RECORDS SHOWN:

***

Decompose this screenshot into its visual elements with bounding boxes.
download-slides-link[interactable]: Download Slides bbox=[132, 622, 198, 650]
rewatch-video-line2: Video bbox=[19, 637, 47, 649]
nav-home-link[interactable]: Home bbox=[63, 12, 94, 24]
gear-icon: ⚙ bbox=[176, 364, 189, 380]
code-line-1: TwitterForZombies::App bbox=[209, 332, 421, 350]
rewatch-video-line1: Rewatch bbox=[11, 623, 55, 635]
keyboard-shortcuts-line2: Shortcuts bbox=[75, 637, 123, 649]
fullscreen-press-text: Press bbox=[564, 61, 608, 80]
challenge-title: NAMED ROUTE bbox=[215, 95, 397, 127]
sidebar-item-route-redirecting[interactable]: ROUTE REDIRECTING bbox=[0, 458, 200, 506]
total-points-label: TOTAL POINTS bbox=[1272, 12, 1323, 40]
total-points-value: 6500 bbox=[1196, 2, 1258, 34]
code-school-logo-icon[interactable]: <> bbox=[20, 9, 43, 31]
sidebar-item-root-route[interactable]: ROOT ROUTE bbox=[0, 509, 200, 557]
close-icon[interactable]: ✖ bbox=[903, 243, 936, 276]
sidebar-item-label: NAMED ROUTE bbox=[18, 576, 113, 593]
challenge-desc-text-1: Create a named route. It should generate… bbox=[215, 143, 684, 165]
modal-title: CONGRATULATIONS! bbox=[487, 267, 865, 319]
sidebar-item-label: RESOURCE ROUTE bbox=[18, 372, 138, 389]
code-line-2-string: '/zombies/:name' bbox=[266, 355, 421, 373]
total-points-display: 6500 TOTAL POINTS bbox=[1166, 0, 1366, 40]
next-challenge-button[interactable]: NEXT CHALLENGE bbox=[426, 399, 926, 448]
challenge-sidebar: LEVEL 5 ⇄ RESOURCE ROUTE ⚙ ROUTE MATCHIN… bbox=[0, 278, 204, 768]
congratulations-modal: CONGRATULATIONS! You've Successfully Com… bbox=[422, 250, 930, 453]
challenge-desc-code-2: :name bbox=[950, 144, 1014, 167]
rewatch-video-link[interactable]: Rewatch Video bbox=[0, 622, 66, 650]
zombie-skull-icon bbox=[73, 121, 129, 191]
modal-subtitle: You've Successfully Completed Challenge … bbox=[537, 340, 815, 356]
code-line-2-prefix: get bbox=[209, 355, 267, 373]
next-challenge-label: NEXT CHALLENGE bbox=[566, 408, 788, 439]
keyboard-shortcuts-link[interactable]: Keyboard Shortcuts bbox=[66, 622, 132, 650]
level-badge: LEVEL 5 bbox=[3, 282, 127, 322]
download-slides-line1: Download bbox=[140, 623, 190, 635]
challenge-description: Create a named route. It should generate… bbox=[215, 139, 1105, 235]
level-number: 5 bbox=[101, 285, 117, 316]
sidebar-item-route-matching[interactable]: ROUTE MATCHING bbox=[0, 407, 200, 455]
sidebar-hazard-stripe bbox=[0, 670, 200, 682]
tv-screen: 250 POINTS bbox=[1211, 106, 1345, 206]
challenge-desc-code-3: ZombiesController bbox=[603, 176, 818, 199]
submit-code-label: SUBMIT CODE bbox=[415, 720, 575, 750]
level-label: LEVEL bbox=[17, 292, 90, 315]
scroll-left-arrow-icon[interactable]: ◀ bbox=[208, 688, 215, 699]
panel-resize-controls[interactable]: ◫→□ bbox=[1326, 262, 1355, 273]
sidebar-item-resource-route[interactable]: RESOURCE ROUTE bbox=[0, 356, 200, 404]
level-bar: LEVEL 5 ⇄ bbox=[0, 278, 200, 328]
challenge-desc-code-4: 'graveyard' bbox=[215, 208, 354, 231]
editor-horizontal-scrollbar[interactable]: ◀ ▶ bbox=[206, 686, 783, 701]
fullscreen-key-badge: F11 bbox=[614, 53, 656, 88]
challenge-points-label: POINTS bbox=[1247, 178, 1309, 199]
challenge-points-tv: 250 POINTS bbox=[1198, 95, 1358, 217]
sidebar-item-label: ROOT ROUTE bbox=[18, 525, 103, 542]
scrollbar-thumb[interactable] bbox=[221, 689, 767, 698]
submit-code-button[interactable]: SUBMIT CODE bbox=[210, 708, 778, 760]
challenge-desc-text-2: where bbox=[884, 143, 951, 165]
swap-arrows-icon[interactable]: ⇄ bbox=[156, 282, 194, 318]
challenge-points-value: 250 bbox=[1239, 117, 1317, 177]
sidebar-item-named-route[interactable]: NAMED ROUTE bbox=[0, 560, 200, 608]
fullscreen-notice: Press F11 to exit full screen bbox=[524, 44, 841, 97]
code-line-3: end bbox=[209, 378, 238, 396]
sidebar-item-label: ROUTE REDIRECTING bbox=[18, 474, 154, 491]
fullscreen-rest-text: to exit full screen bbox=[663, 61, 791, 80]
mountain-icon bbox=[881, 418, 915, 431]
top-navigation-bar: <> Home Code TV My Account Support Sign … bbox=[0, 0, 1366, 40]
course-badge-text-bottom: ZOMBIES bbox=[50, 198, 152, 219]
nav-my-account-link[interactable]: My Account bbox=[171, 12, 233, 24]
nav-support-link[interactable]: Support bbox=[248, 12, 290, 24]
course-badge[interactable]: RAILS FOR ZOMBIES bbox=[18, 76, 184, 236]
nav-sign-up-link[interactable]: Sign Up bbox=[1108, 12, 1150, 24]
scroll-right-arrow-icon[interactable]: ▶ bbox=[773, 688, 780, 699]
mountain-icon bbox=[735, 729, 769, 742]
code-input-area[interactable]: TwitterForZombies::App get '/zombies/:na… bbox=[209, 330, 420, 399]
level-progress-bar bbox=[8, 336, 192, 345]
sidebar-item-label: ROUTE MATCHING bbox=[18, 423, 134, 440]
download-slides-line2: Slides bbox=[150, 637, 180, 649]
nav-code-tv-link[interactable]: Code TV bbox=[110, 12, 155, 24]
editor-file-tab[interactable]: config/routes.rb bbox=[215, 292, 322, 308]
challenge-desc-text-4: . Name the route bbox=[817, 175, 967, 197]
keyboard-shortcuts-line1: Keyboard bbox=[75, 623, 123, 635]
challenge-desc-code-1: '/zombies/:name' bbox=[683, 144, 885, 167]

***

GIVEN INSTRUCTION:
Rename "sidebar-item-label" to "sidebar-entry-label" everywhere it occurs in the material above, and reproduce every line with no other changes.

ANSWER TO THE PROBLEM:
Decompose this screenshot into its visual elements with bounding boxes.
download-slides-link[interactable]: Download Slides bbox=[132, 622, 198, 650]
rewatch-video-line2: Video bbox=[19, 637, 47, 649]
nav-home-link[interactable]: Home bbox=[63, 12, 94, 24]
gear-icon: ⚙ bbox=[176, 364, 189, 380]
code-line-1: TwitterForZombies::App bbox=[209, 332, 421, 350]
rewatch-video-line1: Rewatch bbox=[11, 623, 55, 635]
keyboard-shortcuts-line2: Shortcuts bbox=[75, 637, 123, 649]
fullscreen-press-text: Press bbox=[564, 61, 608, 80]
challenge-title: NAMED ROUTE bbox=[215, 95, 397, 127]
sidebar-item-route-redirecting[interactable]: ROUTE REDIRECTING bbox=[0, 458, 200, 506]
total-points-label: TOTAL POINTS bbox=[1272, 12, 1323, 40]
total-points-value: 6500 bbox=[1196, 2, 1258, 34]
code-school-logo-icon[interactable]: <> bbox=[20, 9, 43, 31]
sidebar-item-root-route[interactable]: ROOT ROUTE bbox=[0, 509, 200, 557]
close-icon[interactable]: ✖ bbox=[903, 243, 936, 276]
sidebar-entry-label: NAMED ROUTE bbox=[18, 576, 113, 593]
challenge-desc-text-1: Create a named route. It should generate… bbox=[215, 143, 684, 165]
modal-title: CONGRATULATIONS! bbox=[487, 267, 865, 319]
sidebar-entry-label: RESOURCE ROUTE bbox=[18, 372, 138, 389]
code-line-2-string: '/zombies/:name' bbox=[266, 355, 421, 373]
total-points-display: 6500 TOTAL POINTS bbox=[1166, 0, 1366, 40]
next-challenge-button[interactable]: NEXT CHALLENGE bbox=[426, 399, 926, 448]
challenge-sidebar: LEVEL 5 ⇄ RESOURCE ROUTE ⚙ ROUTE MATCHIN… bbox=[0, 278, 204, 768]
congratulations-modal: CONGRATULATIONS! You've Successfully Com… bbox=[422, 250, 930, 453]
challenge-desc-code-2: :name bbox=[950, 144, 1014, 167]
rewatch-video-link[interactable]: Rewatch Video bbox=[0, 622, 66, 650]
zombie-skull-icon bbox=[73, 121, 129, 191]
modal-subtitle: You've Successfully Completed Challenge … bbox=[537, 340, 815, 356]
code-line-2-prefix: get bbox=[209, 355, 267, 373]
next-challenge-label: NEXT CHALLENGE bbox=[566, 408, 788, 439]
keyboard-shortcuts-link[interactable]: Keyboard Shortcuts bbox=[66, 622, 132, 650]
level-badge: LEVEL 5 bbox=[3, 282, 127, 322]
download-slides-line1: Download bbox=[140, 623, 190, 635]
challenge-description: Create a named route. It should generate… bbox=[215, 139, 1105, 235]
level-number: 5 bbox=[101, 285, 117, 316]
sidebar-item-route-matching[interactable]: ROUTE MATCHING bbox=[0, 407, 200, 455]
sidebar-hazard-stripe bbox=[0, 670, 200, 682]
tv-screen: 250 POINTS bbox=[1211, 106, 1345, 206]
challenge-desc-code-3: ZombiesController bbox=[603, 176, 818, 199]
submit-code-label: SUBMIT CODE bbox=[415, 720, 575, 750]
level-label: LEVEL bbox=[17, 292, 90, 315]
scroll-left-arrow-icon[interactable]: ◀ bbox=[208, 688, 215, 699]
panel-resize-controls[interactable]: ◫→□ bbox=[1326, 262, 1355, 273]
sidebar-item-resource-route[interactable]: RESOURCE ROUTE bbox=[0, 356, 200, 404]
level-bar: LEVEL 5 ⇄ bbox=[0, 278, 200, 328]
challenge-desc-code-4: 'graveyard' bbox=[215, 208, 354, 231]
editor-horizontal-scrollbar[interactable]: ◀ ▶ bbox=[206, 686, 783, 701]
fullscreen-key-badge: F11 bbox=[614, 53, 656, 88]
challenge-points-label: POINTS bbox=[1247, 178, 1309, 199]
challenge-points-tv: 250 POINTS bbox=[1198, 95, 1358, 217]
sidebar-entry-label: ROOT ROUTE bbox=[18, 525, 103, 542]
scrollbar-thumb[interactable] bbox=[221, 689, 767, 698]
submit-code-button[interactable]: SUBMIT CODE bbox=[210, 708, 778, 760]
challenge-desc-text-2: where bbox=[884, 143, 951, 165]
swap-arrows-icon[interactable]: ⇄ bbox=[156, 282, 194, 318]
challenge-points-value: 250 bbox=[1239, 117, 1317, 177]
sidebar-item-named-route[interactable]: NAMED ROUTE bbox=[0, 560, 200, 608]
fullscreen-notice: Press F11 to exit full screen bbox=[524, 44, 841, 97]
code-line-3: end bbox=[209, 378, 238, 396]
sidebar-entry-label: ROUTE REDIRECTING bbox=[18, 474, 154, 491]
fullscreen-rest-text: to exit full screen bbox=[663, 61, 791, 80]
mountain-icon bbox=[881, 418, 915, 431]
top-navigation-bar: <> Home Code TV My Account Support Sign … bbox=[0, 0, 1366, 40]
course-badge-text-bottom: ZOMBIES bbox=[50, 198, 152, 219]
nav-my-account-link[interactable]: My Account bbox=[171, 12, 233, 24]
nav-support-link[interactable]: Support bbox=[248, 12, 290, 24]
course-badge[interactable]: RAILS FOR ZOMBIES bbox=[18, 76, 184, 236]
nav-sign-up-link[interactable]: Sign Up bbox=[1108, 12, 1150, 24]
scroll-right-arrow-icon[interactable]: ▶ bbox=[773, 688, 780, 699]
mountain-icon bbox=[735, 729, 769, 742]
code-input-area[interactable]: TwitterForZombies::App get '/zombies/:na… bbox=[209, 330, 420, 399]
level-progress-bar bbox=[8, 336, 192, 345]
sidebar-entry-label: ROUTE MATCHING bbox=[18, 423, 134, 440]
download-slides-line2: Slides bbox=[150, 637, 180, 649]
nav-code-tv-link[interactable]: Code TV bbox=[110, 12, 155, 24]
editor-file-tab[interactable]: config/routes.rb bbox=[215, 292, 322, 308]
challenge-desc-text-4: . Name the route bbox=[817, 175, 967, 197]
keyboard-shortcuts-line1: Keyboard bbox=[75, 623, 123, 635]
challenge-desc-code-1: '/zombies/:name' bbox=[683, 144, 885, 167]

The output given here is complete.